» WHAT IS REQUIRED
Give back all the data exactly, line by line.

» RECORD EXTRACTS
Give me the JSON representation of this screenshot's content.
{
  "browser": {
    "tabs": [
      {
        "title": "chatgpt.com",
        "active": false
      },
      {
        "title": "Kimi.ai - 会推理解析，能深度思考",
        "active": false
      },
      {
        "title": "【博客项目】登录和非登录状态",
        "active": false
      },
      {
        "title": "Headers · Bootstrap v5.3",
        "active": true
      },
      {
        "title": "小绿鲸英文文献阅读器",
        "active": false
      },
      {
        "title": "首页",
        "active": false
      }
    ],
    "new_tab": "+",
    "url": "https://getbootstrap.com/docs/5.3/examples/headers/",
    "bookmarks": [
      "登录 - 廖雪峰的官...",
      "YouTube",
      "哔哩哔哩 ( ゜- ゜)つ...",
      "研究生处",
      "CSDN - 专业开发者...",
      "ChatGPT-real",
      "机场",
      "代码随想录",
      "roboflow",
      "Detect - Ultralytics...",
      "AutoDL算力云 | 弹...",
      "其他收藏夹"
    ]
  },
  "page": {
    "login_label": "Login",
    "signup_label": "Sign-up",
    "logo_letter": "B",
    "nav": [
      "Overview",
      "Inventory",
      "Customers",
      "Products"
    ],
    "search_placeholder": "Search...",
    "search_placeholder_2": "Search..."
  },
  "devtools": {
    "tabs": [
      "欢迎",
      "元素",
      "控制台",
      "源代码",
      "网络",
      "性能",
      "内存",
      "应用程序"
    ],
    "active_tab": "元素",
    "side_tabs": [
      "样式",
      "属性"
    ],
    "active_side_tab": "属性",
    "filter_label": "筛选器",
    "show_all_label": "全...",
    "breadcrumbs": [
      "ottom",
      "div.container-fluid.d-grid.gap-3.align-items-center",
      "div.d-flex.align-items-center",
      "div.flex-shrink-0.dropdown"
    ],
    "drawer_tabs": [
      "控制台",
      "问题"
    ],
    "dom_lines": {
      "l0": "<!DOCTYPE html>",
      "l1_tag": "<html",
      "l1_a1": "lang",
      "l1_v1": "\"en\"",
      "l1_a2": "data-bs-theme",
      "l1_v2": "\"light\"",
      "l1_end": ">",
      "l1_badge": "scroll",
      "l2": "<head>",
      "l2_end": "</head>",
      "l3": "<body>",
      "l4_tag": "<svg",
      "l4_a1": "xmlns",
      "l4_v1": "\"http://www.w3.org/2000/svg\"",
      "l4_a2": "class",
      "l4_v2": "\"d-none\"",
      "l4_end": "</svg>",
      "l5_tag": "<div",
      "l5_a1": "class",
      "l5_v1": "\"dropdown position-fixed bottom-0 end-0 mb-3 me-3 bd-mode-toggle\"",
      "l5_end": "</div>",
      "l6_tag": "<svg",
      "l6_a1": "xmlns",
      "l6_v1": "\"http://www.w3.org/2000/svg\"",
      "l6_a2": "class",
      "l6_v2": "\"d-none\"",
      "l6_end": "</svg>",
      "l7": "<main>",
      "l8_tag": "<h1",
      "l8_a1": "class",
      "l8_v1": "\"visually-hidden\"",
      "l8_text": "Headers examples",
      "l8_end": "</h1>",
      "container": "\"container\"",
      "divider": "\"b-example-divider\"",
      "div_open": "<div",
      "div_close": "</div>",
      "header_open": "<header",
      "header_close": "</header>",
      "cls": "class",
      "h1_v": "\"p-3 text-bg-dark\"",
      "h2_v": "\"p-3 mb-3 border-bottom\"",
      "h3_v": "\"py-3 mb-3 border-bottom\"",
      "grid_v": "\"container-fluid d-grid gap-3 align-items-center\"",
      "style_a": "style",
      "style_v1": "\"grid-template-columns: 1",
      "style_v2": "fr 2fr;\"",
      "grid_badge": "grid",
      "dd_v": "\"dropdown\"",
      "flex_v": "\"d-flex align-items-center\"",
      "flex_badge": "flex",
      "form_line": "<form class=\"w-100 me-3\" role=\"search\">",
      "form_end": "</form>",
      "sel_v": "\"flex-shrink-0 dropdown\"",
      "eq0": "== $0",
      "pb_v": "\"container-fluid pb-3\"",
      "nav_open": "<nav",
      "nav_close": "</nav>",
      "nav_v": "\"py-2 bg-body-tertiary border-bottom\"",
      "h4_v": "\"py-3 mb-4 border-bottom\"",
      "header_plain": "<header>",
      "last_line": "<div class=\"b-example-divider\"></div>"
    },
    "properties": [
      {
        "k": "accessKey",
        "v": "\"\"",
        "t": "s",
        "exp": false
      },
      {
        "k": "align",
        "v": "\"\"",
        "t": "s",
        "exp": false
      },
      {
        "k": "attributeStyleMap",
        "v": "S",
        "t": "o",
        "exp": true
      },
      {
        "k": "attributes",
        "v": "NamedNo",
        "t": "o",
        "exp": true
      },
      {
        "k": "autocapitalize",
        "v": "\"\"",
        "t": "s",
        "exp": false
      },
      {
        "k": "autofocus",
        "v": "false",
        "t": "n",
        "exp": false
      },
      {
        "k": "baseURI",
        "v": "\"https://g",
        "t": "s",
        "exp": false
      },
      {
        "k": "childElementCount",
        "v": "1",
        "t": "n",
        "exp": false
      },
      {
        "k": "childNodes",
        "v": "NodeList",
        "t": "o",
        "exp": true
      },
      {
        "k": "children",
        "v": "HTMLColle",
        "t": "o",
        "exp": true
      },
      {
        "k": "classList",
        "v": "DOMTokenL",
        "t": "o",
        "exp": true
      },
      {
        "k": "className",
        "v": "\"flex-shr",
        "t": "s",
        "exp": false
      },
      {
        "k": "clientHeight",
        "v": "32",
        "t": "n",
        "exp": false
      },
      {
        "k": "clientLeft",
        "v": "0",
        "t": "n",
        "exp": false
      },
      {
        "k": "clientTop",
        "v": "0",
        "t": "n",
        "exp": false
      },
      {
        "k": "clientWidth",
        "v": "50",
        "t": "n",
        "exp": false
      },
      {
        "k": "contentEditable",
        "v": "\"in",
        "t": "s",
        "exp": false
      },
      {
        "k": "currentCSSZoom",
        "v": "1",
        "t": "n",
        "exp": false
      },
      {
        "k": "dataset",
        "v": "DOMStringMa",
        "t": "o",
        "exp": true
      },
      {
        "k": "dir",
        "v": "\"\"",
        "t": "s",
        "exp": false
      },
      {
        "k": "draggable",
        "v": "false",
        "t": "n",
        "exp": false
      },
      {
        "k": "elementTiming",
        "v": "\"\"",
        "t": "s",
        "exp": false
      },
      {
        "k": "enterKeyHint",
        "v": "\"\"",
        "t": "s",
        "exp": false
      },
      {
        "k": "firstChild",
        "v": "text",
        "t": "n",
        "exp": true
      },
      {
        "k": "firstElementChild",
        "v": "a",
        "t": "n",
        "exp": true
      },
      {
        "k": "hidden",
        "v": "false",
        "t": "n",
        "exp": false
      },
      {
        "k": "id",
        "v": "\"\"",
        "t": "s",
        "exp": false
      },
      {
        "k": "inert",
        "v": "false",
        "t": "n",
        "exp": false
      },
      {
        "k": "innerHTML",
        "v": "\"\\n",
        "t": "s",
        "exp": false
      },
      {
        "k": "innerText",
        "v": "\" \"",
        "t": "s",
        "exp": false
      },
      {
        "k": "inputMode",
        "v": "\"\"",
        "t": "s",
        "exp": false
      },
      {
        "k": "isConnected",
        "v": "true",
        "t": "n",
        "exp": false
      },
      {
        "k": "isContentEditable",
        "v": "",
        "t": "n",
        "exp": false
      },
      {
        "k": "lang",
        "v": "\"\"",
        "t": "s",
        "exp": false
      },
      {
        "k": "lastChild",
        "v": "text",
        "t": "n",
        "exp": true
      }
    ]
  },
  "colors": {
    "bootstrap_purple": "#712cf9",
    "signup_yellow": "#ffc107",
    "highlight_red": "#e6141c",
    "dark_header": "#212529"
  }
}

» SOLUTION TO THIS EXERCISE
Give me the JSON representation of this screenshot's content.
{
  "browser": {
    "tabs": [
      {
        "title": "chatgpt.com",
        "active": false
      },
      {
        "title": "Kimi.ai - 会推理解析，能深度思考",
        "active": false
      },
      {
        "title": "【博客项目】登录和非登录状态",
        "active": false
      },
      {
        "title": "Headers · Bootstrap v5.3",
        "active": true
      },
      {
        "title": "小绿鲸英文文献阅读器",
        "active": false
      },
      {
        "title": "首页",
        "active": false
      }
    ],
    "new_tab": "+",
    "url": "https://getbootstrap.com/docs/5.3/examples/headers/",
    "bookmarks": [
      "登录 - 廖雪峰的官...",
      "YouTube",
      "哔哩哔哩 ( ゜- ゜)つ...",
      "研究生处",
      "CSDN - 专业开发者...",
      "ChatGPT-real",
      "机场",
      "代码随想录",
      "roboflow",
      "Detect - Ultralytics...",
      "AutoDL算力云 | 弹...",
      "其他收藏夹"
    ]
  },
  "page": {
    "login_label": "Login",
    "signup_label": "Sign-up",
    "logo_letter": "B",
    "nav": [
      "Overview",
      "Inventory",
      "Customers",
      "Products"
    ],
    "search_placeholder": "Search...",
    "search_placeholder_2": "Search..."
  },
  "devtools": {
    "tabs": [
      "欢迎",
      "元素",
      "控制台",
      "源代码",
      "网络",
      "性能",
      "内存",
      "应用程序"
    ],
    "active_tab": "元素",
    "side_tabs": [
      "样式",
      "属性"
    ],
    "active_side_tab": "属性",
    "filter_label": "筛选器",
    "show_all_label": "全...",
    "breadcrumbs": [
      "ottom",
      "div.container-fluid.d-grid.gap-3.align-items-center",
      "div.d-flex.align-items-center",
      "div.flex-shrink-0.dropdown"
    ],
    "drawer_tabs": [
      "控制台",
      "问题"
    ],
    "dom_lines": {
      "l0": "<!DOCTYPE html>",
      "l1_tag": "<html",
      "l1_a1": "lang",
      "l1_v1": "\"en\"",
      "l1_a2": "data-bs-theme",
      "l1_v2": "\"light\"",
      "l1_end": ">",
      "l1_badge": "scroll",
      "l2": "<head>",
      "l2_end": "</head>",
      "l3": "<body>",
      "l4_tag": "<svg",
      "l4_a1": "xmlns",
      "l4_v1": "\"http://www.w3.org/2000/svg\"",
      "l4_a2": "class",
      "l4_v2": "\"d-none\"",
      "l4_end": "</svg>",
      "l5_tag": "<div",
      "l5_a1": "class",
      "l5_v1": "\"dropdown position-fixed bottom-0 end-0 mb-3 me-3 bd-mode-toggle\"",
      "l5_end": "</div>",
      "l6_tag": "<svg",
      "l6_a1": "xmlns",
      "l6_v1": "\"http://www.w3.org/2000/svg\"",
      "l6_a2": "class",
      "l6_v2": "\"d-none\"",
      "l6_end": "</svg>",
      "l7": "<main>",
      "l8_tag": "<h1",
      "l8_a1": "class",
      "l8_v1": "\"visually-hidden\"",
      "l8_text": "Headers examples",
      "l8_end": "</h1>",
      "container": "\"container\"",
      "divider": "\"b-example-divider\"",
      "div_open": "<div",
      "div_close": "</div>",
      "header_open": "<header",
      "header_close": "</header>",
      "cls": "class",
      "h1_v": "\"p-3 text-bg-dark\"",
      "h2_v": "\"p-3 mb-3 border-bottom\"",
      "h3_v": "\"py-3 mb-3 border-bottom\"",
      "grid_v": "\"container-fluid d-grid gap-3 align-items-center\"",
      "style_a": "style",
      "style_v1": "\"grid-template-columns: 1",
      "style_v2": "fr 2fr;\"",
      "grid_badge": "grid",
      "dd_v": "\"dropdown\"",
      "flex_v": "\"d-flex align-items-center\"",
      "flex_badge": "flex",
      "form_line": "<form class=\"w-100 me-3\" role=\"search\">",
      "form_end": "</form>",
      "sel_v": "\"flex-shrink-0 dropdown\"",
      "eq0": "== $0",
      "pb_v": "\"container-fluid pb-3\"",
      "nav_open": "<nav",
      "nav_close": "</nav>",
      "nav_v": "\"py-2 bg-body-tertiary border-bottom\"",
      "h4_v": "\"py-3 mb-4 border-bottom\"",
      "header_plain": "<header>",
      "last_line": "<div class=\"b-example-divider\"></div>"
    },
    "properties": [
      {
        "k": "accessKey",
        "v": "\"\"",
        "t": "s",
        "exp": false
      },
      {
        "k": "align",
        "v": "\"\"",
        "t": "s",
        "exp": false
      },
      {
        "k": "attributeStyleMap",
        "v": "S",
        "t": "o",
        "exp": true
      },
      {
        "k": "attributes",
        "v": "NamedNo",
        "t": "o",
        "exp": true
      },
      {
        "k": "autocapitalize",
        "v": "\"\"",
        "t": "s",
        "exp": false
      },
      {
        "k": "autofocus",
        "v": "false",
        "t": "n",
        "exp": false
      },
      {
        "k": "baseURI",
        "v": "\"https://g",
        "t": "s",
        "exp": false
      },
      {
        "k": "childElementCount",
        "v": "1",
        "t": "n",
        "exp": false
      },
      {
        "k": "childNodes",
        "v": "NodeList",
        "t": "o",
        "exp": true
      },
      {
        "k": "children",
        "v": "HTMLColle",
        "t": "o",
        "exp": true
      },
      {
        "k": "classList",
        "v": "DOMTokenL",
        "t": "o",
        "exp": true
      },
      {
        "k": "className",
        "v": "\"flex-shr",
        "t": "s",
        "exp": false
      },
      {
        "k": "clientHeight",
        "v": "32",
        "t": "n",
        "exp": false
      },
      {
        "k": "clientLeft",
        "v": "0",
        "t": "n",
        "exp": false
      },
      {
        "k": "clientTop",
        "v": "0",
        "t": "n",
        "exp": false
      },
      {
        "k": "clientWidth",
        "v": "50",
        "t": "n",
        "exp": false
      },
      {
        "k": "contentEditable",
        "v": "\"in",
        "t": "s",
        "exp": false
      },
      {
        "k": "currentCSSZoom",
        "v": "1",
        "t": "n",
        "exp": false
      },
      {
        "k": "dataset",
        "v": "DOMStringMa",
        "t": "o",
        "exp": true
      },
      {
        "k": "dir",
        "v": "\"\"",
        "t": "s",
        "exp": false
      },
      {
        "k": "draggable",
        "v": "false",
        "t": "n",
        "exp": false
      },
      {
        "k": "elementTiming",
        "v": "\"\"",
        "t": "s",
        "exp": false
      },
      {
        "k": "enterKeyHint",
        "v": "\"\"",
        "t": "s",
        "exp": false
      },
      {
        "k": "firstChild",
        "v": "text",
        "t": "n",
        "exp": true
      },
      {
        "k": "firstElementChild",
        "v": "a",
        "t": "n",
        "exp": true
      },
      {
        "k": "hidden",
        "v": "false",
        "t": "n",
        "exp": false
      },
      {
        "k": "id",
        "v": "\"\"",
        "t": "s",
        "exp": false
      },
      {
        "k": "inert",
        "v": "false",
        "t": "n",
        "exp": false
      },
      {
        "k": "innerHTML",
        "v": "\"\\n",
        "t": "s",
        "exp": false
      },
      {
        "k": "innerText",
        "v": "\" \"",
        "t": "s",
        "exp": false
      },
      {
        "k": "inputMode",
        "v": "\"\"",
        "t": "s",
        "exp": false
      },
      {
        "k": "isConnected",
        "v": "true",
        "t": "n",
        "exp": false
      },
      {
        "k": "isContentEditable",
        "v": "",
        "t": "n",
        "exp": false
      },
      {
        "k": "lang",
        "v": "\"\"",
        "t": "s",
        "exp": false
      },
      {
        "k": "lastChild",
        "v": "text",
        "t": "n",
        "exp": true
      }
    ]
  },
  "colors": {
    "bootstrap_purple": "#712cf9",
    "signup_yellow": "#ffc107",
    "highlight_red": "#e6141c",
    "dark_header": "#212529"
  }
}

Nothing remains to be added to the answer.